Dataset rows:
start
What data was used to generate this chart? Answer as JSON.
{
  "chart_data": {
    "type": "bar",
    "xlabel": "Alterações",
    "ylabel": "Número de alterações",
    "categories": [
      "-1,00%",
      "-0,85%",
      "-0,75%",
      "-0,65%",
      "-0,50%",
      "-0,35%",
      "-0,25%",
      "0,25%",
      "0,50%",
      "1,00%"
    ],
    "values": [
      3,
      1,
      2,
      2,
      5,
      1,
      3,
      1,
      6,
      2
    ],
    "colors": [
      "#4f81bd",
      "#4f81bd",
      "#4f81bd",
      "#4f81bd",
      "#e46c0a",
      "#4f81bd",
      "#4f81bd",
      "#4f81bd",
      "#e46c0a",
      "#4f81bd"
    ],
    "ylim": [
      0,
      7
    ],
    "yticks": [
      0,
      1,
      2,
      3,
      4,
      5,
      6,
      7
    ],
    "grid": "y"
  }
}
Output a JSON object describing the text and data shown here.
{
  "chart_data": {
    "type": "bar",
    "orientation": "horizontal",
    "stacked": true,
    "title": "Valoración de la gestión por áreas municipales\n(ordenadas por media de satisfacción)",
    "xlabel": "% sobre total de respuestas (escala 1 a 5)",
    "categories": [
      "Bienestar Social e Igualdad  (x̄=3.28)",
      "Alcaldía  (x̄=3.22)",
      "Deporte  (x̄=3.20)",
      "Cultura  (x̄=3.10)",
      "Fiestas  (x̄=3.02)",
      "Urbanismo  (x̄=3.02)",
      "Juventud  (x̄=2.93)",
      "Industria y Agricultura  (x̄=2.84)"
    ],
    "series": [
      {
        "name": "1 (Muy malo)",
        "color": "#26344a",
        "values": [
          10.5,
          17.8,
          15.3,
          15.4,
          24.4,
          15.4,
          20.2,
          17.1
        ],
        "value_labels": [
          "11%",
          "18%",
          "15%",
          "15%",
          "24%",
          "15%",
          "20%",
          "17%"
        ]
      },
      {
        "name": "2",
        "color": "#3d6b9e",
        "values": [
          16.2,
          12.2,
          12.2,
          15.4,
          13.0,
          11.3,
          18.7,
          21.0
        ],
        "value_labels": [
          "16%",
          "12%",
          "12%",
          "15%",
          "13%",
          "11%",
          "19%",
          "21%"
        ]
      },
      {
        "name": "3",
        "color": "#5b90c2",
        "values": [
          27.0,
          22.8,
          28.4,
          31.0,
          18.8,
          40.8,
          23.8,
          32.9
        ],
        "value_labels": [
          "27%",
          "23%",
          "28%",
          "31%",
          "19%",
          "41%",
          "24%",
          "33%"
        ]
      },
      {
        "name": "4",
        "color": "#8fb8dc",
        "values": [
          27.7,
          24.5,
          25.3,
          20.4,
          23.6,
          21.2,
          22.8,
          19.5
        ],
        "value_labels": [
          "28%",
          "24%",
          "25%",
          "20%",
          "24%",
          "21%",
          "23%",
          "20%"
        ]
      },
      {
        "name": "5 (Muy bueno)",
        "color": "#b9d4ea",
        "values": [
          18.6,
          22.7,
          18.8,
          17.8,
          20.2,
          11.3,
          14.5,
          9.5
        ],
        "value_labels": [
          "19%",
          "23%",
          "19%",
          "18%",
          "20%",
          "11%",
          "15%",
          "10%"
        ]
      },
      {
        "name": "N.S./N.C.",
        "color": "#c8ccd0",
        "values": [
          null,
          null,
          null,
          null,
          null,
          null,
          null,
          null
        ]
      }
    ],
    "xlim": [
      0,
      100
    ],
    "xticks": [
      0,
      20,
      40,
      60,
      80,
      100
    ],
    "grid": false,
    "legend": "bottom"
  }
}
end
▸ PROBLEM TO WORK ON
Everything in the listing above should be restated exactly.

▸ COMPLETE RESPONSE
What data was used to generate this chart? Answer as JSON.
{
  "chart_data": {
    "type": "bar",
    "xlabel": "Alterações",
    "ylabel": "Número de alterações",
    "categories": [
      "-1,00%",
      "-0,85%",
      "-0,75%",
      "-0,65%",
      "-0,50%",
      "-0,35%",
      "-0,25%",
      "0,25%",
      "0,50%",
      "1,00%"
    ],
    "values": [
      3,
      1,
      2,
      2,
      5,
      1,
      3,
      1,
      6,
      2
    ],
    "colors": [
      "#4f81bd",
      "#4f81bd",
      "#4f81bd",
      "#4f81bd",
      "#e46c0a",
      "#4f81bd",
      "#4f81bd",
      "#4f81bd",
      "#e46c0a",
      "#4f81bd"
    ],
    "ylim": [
      0,
      7
    ],
    "yticks": [
      0,
      1,
      2,
      3,
      4,
      5,
      6,
      7
    ],
    "grid": "y"
  }
}
Output a JSON object describing the text and data shown here.
{
  "chart_data": {
    "type": "bar",
    "orientation": "horizontal",
    "stacked": true,
    "title": "Valoración de la gestión por áreas municipales\n(ordenadas por media de satisfacción)",
    "xlabel": "% sobre total de respuestas (escala 1 a 5)",
    "categories": [
      "Bienestar Social e Igualdad  (x̄=3.28)",
      "Alcaldía  (x̄=3.22)",
      "Deporte  (x̄=3.20)",
      "Cultura  (x̄=3.10)",
      "Fiestas  (x̄=3.02)",
      "Urbanismo  (x̄=3.02)",
      "Juventud  (x̄=2.93)",
      "Industria y Agricultura  (x̄=2.84)"
    ],
    "series": [
      {
        "name": "1 (Muy malo)",
        "color": "#26344a",
        "values": [
          10.5,
          17.8,
          15.3,
          15.4,
          24.4,
          15.4,
          20.2,
          17.1
        ],
        "value_labels": [
          "11%",
          "18%",
          "15%",
          "15%",
          "24%",
          "15%",
          "20%",
          "17%"
        ]
      },
      {
        "name": "2",
        "color": "#3d6b9e",
        "values": [
          16.2,
          12.2,
          12.2,
          15.4,
          13.0,
          11.3,
          18.7,
          21.0
        ],
        "value_labels": [
          "16%",
          "12%",
          "12%",
          "15%",
          "13%",
          "11%",
          "19%",
          "21%"
        ]
      },
      {
        "name": "3",
        "color": "#5b90c2",
        "values": [
          27.0,
          22.8,
          28.4,
          31.0,
          18.8,
          40.8,
          23.8,
          32.9
        ],
        "value_labels": [
          "27%",
          "23%",
          "28%",
          "31%",
          "19%",
          "41%",
          "24%",
          "33%"
        ]
      },
      {
        "name": "4",
        "color": "#8fb8dc",
        "values": [
          27.7,
          24.5,
          25.3,
          20.4,
          23.6,
          21.2,
          22.8,
          19.5
        ],
        "value_labels": [
          "28%",
          "24%",
          "25%",
          "20%",
          "24%",
          "21%",
          "23%",
          "20%"
        ]
      },
      {
        "name": "5 (Muy bueno)",
        "color": "#b9d4ea",
        "values": [
          18.6,
          22.7,
          18.8,
          17.8,
          20.2,
          11.3,
          14.5,
          9.5
        ],
        "value_labels": [
          "19%",
          "23%",
          "19%",
          "18%",
          "20%",
          "11%",
          "15%",
          "10%"
        ]
      },
      {
        "name": "N.S./N.C.",
        "color": "#c8ccd0",
        "values": [
          null,
          null,
          null,
          null,
          null,
          null,
          null,
          null
        ]
      }
    ],
    "xlim": [
      0,
      100
    ],
    "xticks": [
      0,
      20,
      40,
      60,
      80,
      100
    ],
    "grid": false,
    "legend": "bottom"
  }
}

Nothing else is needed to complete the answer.